### Extracted entries
- - - - -
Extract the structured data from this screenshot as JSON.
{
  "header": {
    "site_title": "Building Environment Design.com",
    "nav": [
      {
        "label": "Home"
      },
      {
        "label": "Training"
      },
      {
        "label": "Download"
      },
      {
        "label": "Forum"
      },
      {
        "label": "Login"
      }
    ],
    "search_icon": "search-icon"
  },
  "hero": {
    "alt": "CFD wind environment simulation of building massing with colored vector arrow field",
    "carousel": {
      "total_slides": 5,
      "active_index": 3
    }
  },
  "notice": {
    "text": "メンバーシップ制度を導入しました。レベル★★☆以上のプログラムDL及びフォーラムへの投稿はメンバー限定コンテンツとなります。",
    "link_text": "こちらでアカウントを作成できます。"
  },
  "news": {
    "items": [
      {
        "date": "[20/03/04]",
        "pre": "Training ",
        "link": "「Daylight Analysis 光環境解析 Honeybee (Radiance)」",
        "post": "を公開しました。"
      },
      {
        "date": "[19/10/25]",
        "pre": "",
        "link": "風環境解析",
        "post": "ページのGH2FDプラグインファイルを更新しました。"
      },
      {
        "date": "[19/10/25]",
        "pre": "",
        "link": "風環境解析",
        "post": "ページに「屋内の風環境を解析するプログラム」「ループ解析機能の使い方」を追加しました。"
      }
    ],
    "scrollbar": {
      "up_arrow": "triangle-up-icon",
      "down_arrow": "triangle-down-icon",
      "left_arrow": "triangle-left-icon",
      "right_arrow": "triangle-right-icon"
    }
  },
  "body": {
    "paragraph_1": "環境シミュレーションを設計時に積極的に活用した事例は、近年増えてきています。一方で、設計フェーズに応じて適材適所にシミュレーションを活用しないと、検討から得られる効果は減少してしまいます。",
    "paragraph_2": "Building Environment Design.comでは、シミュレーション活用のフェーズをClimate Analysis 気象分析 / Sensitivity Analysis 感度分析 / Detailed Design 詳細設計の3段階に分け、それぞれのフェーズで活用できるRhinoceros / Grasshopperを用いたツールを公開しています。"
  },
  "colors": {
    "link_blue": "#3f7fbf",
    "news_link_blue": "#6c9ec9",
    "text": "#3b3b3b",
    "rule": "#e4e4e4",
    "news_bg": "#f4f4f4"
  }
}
- - - - -
### What the task requires
The records above must be output exactly, in full.

### Written response
Extract the structured data from this screenshot as JSON.
{
  "header": {
    "site_title": "Building Environment Design.com",
    "nav": [
      {
        "label": "Home"
      },
      {
        "label": "Training"
      },
      {
        "label": "Download"
      },
      {
        "label": "Forum"
      },
      {
        "label": "Login"
      }
    ],
    "search_icon": "search-icon"
  },
  "hero": {
    "alt": "CFD wind environment simulation of building massing with colored vector arrow field",
    "carousel": {
      "total_slides": 5,
      "active_index": 3
    }
  },
  "notice": {
    "text": "メンバーシップ制度を導入しました。レベル★★☆以上のプログラムDL及びフォーラムへの投稿はメンバー限定コンテンツとなります。",
    "link_text": "こちらでアカウントを作成できます。"
  },
  "news": {
    "items": [
      {
        "date": "[20/03/04]",
        "pre": "Training ",
        "link": "「Daylight Analysis 光環境解析 Honeybee (Radiance)」",
        "post": "を公開しました。"
      },
      {
        "date": "[19/10/25]",
        "pre": "",
        "link": "風環境解析",
        "post": "ページのGH2FDプラグインファイルを更新しました。"
      },
      {
        "date": "[19/10/25]",
        "pre": "",
        "link": "風環境解析",
        "post": "ページに「屋内の風環境を解析するプログラム」「ループ解析機能の使い方」を追加しました。"
      }
    ],
    "scrollbar": {
      "up_arrow": "triangle-up-icon",
      "down_arrow": "triangle-down-icon",
      "left_arrow": "triangle-left-icon",
      "right_arrow": "triangle-right-icon"
    }
  },
  "body": {
    "paragraph_1": "環境シミュレーションを設計時に積極的に活用した事例は、近年増えてきています。一方で、設計フェーズに応じて適材適所にシミュレーションを活用しないと、検討から得られる効果は減少してしまいます。",
    "paragraph_2": "Building Environment Design.comでは、シミュレーション活用のフェーズをClimate Analysis 気象分析 / Sensitivity Analysis 感度分析 / Detailed Design 詳細設計の3段階に分け、それぞれのフェーズで活用できるRhinoceros / Grasshopperを用いたツールを公開しています。"
  },
  "colors": {
    "link_blue": "#3f7fbf",
    "news_link_blue": "#6c9ec9",
    "text": "#3b3b3b",
    "rule": "#e4e4e4",
    "news_bg": "#f4f4f4"
  }
}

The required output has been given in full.